**TASK**
Reproduce the records. Keep every word exact and include no images.

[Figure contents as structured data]
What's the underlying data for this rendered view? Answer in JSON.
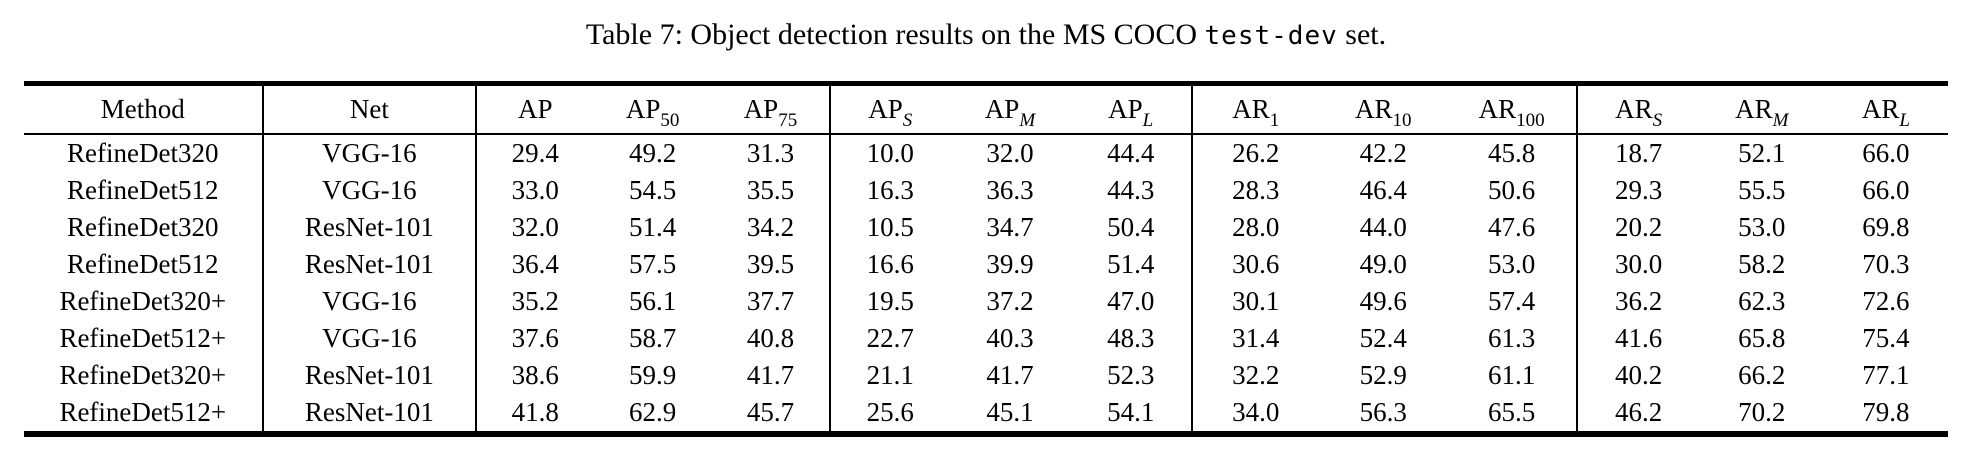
{
  "caption": {
    "prefix": "Table 7: Object detection results on the MS COCO ",
    "code": "test-dev",
    "suffix": " set."
  },
  "colors": {
    "text": "#000000",
    "background": "#ffffff",
    "rule": "#000000"
  },
  "table": {
    "columns": [
      {
        "base": "Method"
      },
      {
        "base": "Net"
      },
      {
        "base": "AP"
      },
      {
        "base": "AP",
        "sub": "50"
      },
      {
        "base": "AP",
        "sub": "75"
      },
      {
        "base": "AP",
        "sub": "S",
        "italic_sub": true
      },
      {
        "base": "AP",
        "sub": "M",
        "italic_sub": true
      },
      {
        "base": "AP",
        "sub": "L",
        "italic_sub": true
      },
      {
        "base": "AR",
        "sub": "1"
      },
      {
        "base": "AR",
        "sub": "10"
      },
      {
        "base": "AR",
        "sub": "100"
      },
      {
        "base": "AR",
        "sub": "S",
        "italic_sub": true
      },
      {
        "base": "AR",
        "sub": "M",
        "italic_sub": true
      },
      {
        "base": "AR",
        "sub": "L",
        "italic_sub": true
      }
    ],
    "group_border_after": [
      0,
      1,
      4,
      7,
      10
    ],
    "col_widths_pct": [
      12.4,
      11.1,
      6.1,
      6.15,
      6.15,
      6.2,
      6.3,
      6.3,
      6.6,
      6.7,
      6.7,
      6.4,
      6.45,
      6.45
    ],
    "rows": [
      {
        "method": "RefineDet320",
        "net": "VGG-16",
        "values": [
          "29.4",
          "49.2",
          "31.3",
          "10.0",
          "32.0",
          "44.4",
          "26.2",
          "42.2",
          "45.8",
          "18.7",
          "52.1",
          "66.0"
        ]
      },
      {
        "method": "RefineDet512",
        "net": "VGG-16",
        "values": [
          "33.0",
          "54.5",
          "35.5",
          "16.3",
          "36.3",
          "44.3",
          "28.3",
          "46.4",
          "50.6",
          "29.3",
          "55.5",
          "66.0"
        ]
      },
      {
        "method": "RefineDet320",
        "net": "ResNet-101",
        "values": [
          "32.0",
          "51.4",
          "34.2",
          "10.5",
          "34.7",
          "50.4",
          "28.0",
          "44.0",
          "47.6",
          "20.2",
          "53.0",
          "69.8"
        ]
      },
      {
        "method": "RefineDet512",
        "net": "ResNet-101",
        "values": [
          "36.4",
          "57.5",
          "39.5",
          "16.6",
          "39.9",
          "51.4",
          "30.6",
          "49.0",
          "53.0",
          "30.0",
          "58.2",
          "70.3"
        ]
      },
      {
        "method": "RefineDet320+",
        "net": "VGG-16",
        "values": [
          "35.2",
          "56.1",
          "37.7",
          "19.5",
          "37.2",
          "47.0",
          "30.1",
          "49.6",
          "57.4",
          "36.2",
          "62.3",
          "72.6"
        ]
      },
      {
        "method": "RefineDet512+",
        "net": "VGG-16",
        "values": [
          "37.6",
          "58.7",
          "40.8",
          "22.7",
          "40.3",
          "48.3",
          "31.4",
          "52.4",
          "61.3",
          "41.6",
          "65.8",
          "75.4"
        ]
      },
      {
        "method": "RefineDet320+",
        "net": "ResNet-101",
        "values": [
          "38.6",
          "59.9",
          "41.7",
          "21.1",
          "41.7",
          "52.3",
          "32.2",
          "52.9",
          "61.1",
          "40.2",
          "66.2",
          "77.1"
        ]
      },
      {
        "method": "RefineDet512+",
        "net": "ResNet-101",
        "values": [
          "41.8",
          "62.9",
          "45.7",
          "25.6",
          "45.1",
          "54.1",
          "34.0",
          "56.3",
          "65.5",
          "46.2",
          "70.2",
          "79.8"
        ]
      }
    ]
  }
}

**TASK SOLUTION**
What's the underlying data for this rendered view? Answer in JSON.
{
  "caption": {
    "prefix": "Table 7: Object detection results on the MS COCO ",
    "code": "test-dev",
    "suffix": " set."
  },
  "colors": {
    "text": "#000000",
    "background": "#ffffff",
    "rule": "#000000"
  },
  "table": {
    "columns": [
      {
        "base": "Method"
      },
      {
        "base": "Net"
      },
      {
        "base": "AP"
      },
      {
        "base": "AP",
        "sub": "50"
      },
      {
        "base": "AP",
        "sub": "75"
      },
      {
        "base": "AP",
        "sub": "S",
        "italic_sub": true
      },
      {
        "base": "AP",
        "sub": "M",
        "italic_sub": true
      },
      {
        "base": "AP",
        "sub": "L",
        "italic_sub": true
      },
      {
        "base": "AR",
        "sub": "1"
      },
      {
        "base": "AR",
        "sub": "10"
      },
      {
        "base": "AR",
        "sub": "100"
      },
      {
        "base": "AR",
        "sub": "S",
        "italic_sub": true
      },
      {
        "base": "AR",
        "sub": "M",
        "italic_sub": true
      },
      {
        "base": "AR",
        "sub": "L",
        "italic_sub": true
      }
    ],
    "group_border_after": [
      0,
      1,
      4,
      7,
      10
    ],
    "col_widths_pct": [
      12.4,
      11.1,
      6.1,
      6.15,
      6.15,
      6.2,
      6.3,
      6.3,
      6.6,
      6.7,
      6.7,
      6.4,
      6.45,
      6.45
    ],
    "rows": [
      {
        "method": "RefineDet320",
        "net": "VGG-16",
        "values": [
          "29.4",
          "49.2",
          "31.3",
          "10.0",
          "32.0",
          "44.4",
          "26.2",
          "42.2",
          "45.8",
          "18.7",
          "52.1",
          "66.0"
        ]
      },
      {
        "method": "RefineDet512",
        "net": "VGG-16",
        "values": [
          "33.0",
          "54.5",
          "35.5",
          "16.3",
          "36.3",
          "44.3",
          "28.3",
          "46.4",
          "50.6",
          "29.3",
          "55.5",
          "66.0"
        ]
      },
      {
        "method": "RefineDet320",
        "net": "ResNet-101",
        "values": [
          "32.0",
          "51.4",
          "34.2",
          "10.5",
          "34.7",
          "50.4",
          "28.0",
          "44.0",
          "47.6",
          "20.2",
          "53.0",
          "69.8"
        ]
      },
      {
        "method": "RefineDet512",
        "net": "ResNet-101",
        "values": [
          "36.4",
          "57.5",
          "39.5",
          "16.6",
          "39.9",
          "51.4",
          "30.6",
          "49.0",
          "53.0",
          "30.0",
          "58.2",
          "70.3"
        ]
      },
      {
        "method": "RefineDet320+",
        "net": "VGG-16",
        "values": [
          "35.2",
          "56.1",
          "37.7",
          "19.5",
          "37.2",
          "47.0",
          "30.1",
          "49.6",
          "57.4",
          "36.2",
          "62.3",
          "72.6"
        ]
      },
      {
        "method": "RefineDet512+",
        "net": "VGG-16",
        "values": [
          "37.6",
          "58.7",
          "40.8",
          "22.7",
          "40.3",
          "48.3",
          "31.4",
          "52.4",
          "61.3",
          "41.6",
          "65.8",
          "75.4"
        ]
      },
      {
        "method": "RefineDet320+",
        "net": "ResNet-101",
        "values": [
          "38.6",
          "59.9",
          "41.7",
          "21.1",
          "41.7",
          "52.3",
          "32.2",
          "52.9",
          "61.1",
          "40.2",
          "66.2",
          "77.1"
        ]
      },
      {
        "method": "RefineDet512+",
        "net": "ResNet-101",
        "values": [
          "41.8",
          "62.9",
          "45.7",
          "25.6",
          "45.1",
          "54.1",
          "34.0",
          "56.3",
          "65.5",
          "46.2",
          "70.2",
          "79.8"
        ]
      }
    ]
  }
}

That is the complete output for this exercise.